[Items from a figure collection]
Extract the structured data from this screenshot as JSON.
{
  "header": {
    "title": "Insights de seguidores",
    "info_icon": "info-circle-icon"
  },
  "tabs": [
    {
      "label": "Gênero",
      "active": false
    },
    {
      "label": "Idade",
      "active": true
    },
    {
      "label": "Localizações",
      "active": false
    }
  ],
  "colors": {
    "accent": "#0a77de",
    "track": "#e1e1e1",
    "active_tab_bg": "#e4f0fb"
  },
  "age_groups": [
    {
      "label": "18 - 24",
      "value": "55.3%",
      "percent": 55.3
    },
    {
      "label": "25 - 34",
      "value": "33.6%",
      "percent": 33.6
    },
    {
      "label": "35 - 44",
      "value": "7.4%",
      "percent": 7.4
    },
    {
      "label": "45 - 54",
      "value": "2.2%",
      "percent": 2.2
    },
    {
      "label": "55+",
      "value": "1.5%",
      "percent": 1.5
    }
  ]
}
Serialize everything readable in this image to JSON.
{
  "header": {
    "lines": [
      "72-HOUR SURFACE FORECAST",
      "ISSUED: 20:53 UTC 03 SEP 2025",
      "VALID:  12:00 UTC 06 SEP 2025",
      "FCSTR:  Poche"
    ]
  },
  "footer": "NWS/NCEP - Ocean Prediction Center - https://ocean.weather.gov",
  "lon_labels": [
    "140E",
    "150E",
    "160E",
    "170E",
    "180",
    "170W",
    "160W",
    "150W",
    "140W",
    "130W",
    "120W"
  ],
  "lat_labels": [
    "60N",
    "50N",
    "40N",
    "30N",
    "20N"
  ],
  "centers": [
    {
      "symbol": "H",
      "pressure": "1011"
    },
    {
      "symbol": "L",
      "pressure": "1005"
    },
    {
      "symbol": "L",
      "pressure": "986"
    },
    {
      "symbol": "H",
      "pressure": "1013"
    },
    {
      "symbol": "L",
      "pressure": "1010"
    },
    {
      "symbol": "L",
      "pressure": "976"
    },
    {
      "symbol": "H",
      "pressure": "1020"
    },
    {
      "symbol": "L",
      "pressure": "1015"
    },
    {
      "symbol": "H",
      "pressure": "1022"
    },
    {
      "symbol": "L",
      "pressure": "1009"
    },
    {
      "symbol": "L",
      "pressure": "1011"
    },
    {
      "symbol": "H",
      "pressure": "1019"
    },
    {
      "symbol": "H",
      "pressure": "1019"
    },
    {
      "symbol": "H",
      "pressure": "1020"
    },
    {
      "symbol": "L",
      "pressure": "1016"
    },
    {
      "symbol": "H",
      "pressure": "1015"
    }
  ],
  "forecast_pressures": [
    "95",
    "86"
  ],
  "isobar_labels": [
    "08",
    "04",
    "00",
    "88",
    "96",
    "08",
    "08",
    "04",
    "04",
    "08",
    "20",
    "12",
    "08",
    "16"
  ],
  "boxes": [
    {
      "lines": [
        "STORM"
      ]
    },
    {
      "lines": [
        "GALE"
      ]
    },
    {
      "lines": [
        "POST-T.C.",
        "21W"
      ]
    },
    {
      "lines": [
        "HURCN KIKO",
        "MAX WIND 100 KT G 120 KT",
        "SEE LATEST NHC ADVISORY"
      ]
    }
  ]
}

__Task directions__
Search the data for the string "value" and copy each line where it appears.

__Solution for this problem__
      "value": "55.3%",
      "value": "33.6%",
      "value": "7.4%",
      "value": "2.2%",
      "value": "1.5%",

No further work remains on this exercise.